---- Extracted data

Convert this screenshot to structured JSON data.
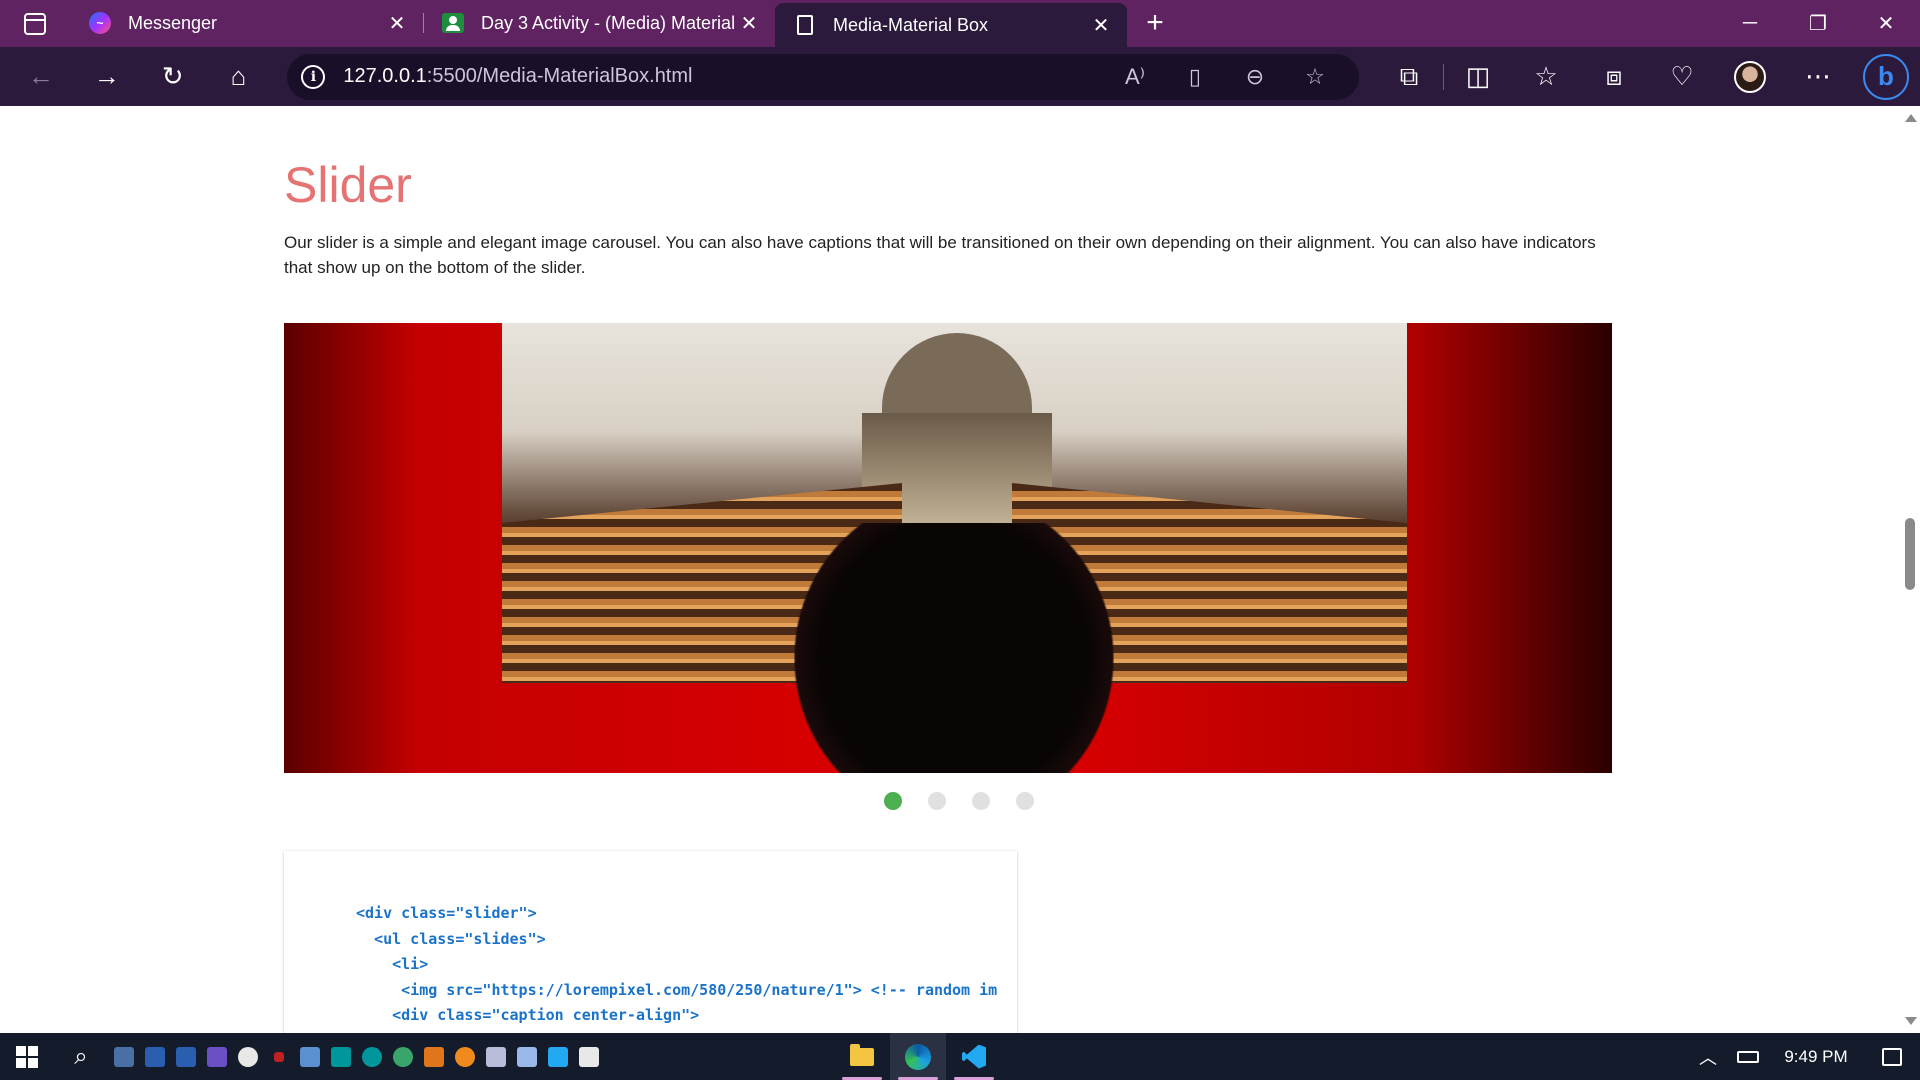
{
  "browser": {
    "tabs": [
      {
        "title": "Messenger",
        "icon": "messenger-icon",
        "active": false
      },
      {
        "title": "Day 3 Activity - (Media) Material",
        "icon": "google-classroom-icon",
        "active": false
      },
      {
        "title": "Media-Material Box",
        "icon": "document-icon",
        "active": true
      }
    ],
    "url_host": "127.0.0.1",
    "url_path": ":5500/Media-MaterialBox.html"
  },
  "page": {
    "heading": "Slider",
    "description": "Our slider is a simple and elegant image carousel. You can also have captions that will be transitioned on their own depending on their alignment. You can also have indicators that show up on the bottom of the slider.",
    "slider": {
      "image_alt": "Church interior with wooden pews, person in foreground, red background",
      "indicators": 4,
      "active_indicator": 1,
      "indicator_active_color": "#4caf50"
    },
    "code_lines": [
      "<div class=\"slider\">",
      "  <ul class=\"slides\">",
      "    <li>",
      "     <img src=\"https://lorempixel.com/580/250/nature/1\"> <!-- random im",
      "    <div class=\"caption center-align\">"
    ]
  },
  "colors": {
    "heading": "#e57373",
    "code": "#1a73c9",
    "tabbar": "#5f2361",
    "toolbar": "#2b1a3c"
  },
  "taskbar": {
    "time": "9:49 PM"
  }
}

--------
---- Extracted data

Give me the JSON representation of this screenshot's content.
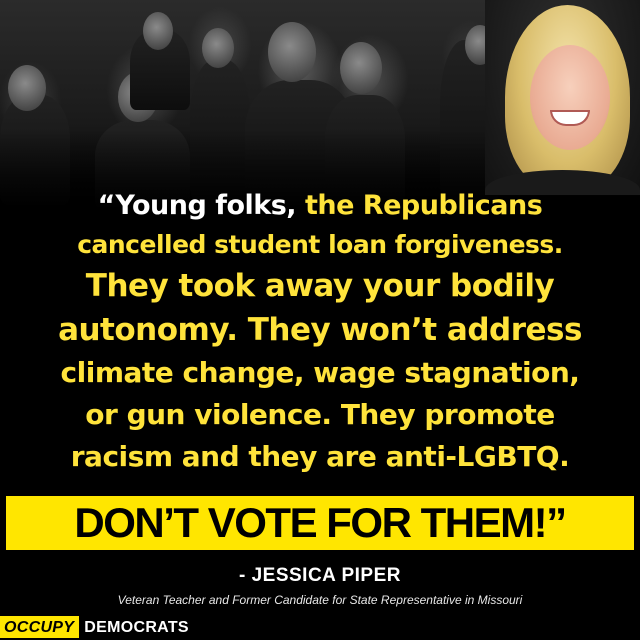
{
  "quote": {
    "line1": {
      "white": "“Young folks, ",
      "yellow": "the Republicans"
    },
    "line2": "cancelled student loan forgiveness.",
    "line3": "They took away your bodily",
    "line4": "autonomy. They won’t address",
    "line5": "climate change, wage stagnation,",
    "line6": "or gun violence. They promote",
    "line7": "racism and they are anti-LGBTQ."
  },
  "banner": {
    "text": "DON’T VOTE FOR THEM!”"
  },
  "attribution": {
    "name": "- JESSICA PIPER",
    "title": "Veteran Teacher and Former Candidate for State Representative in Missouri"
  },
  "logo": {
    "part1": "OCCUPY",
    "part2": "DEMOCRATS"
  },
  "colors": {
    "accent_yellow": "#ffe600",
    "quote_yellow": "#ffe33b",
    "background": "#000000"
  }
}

--------
---- Extracted data

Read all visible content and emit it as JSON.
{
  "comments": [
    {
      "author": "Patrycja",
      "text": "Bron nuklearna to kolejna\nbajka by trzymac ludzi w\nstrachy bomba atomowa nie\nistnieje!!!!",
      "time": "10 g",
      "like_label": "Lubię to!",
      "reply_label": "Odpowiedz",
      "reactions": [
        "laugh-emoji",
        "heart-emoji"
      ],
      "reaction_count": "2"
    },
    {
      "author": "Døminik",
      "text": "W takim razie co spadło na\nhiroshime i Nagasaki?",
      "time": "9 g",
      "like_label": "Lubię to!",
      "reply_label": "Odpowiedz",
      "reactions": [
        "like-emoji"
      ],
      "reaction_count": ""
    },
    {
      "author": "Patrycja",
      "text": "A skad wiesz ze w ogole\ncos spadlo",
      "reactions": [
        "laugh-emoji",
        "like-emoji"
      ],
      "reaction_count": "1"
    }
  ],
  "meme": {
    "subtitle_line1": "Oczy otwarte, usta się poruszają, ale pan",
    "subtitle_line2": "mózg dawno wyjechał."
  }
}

--------

Written task:
Which lines above contain the word "background"? Copy each of them.

Solution for this exercise:
      "image_alt": "Church interior with wooden pews, person in foreground, red background",
    "background": "#000000"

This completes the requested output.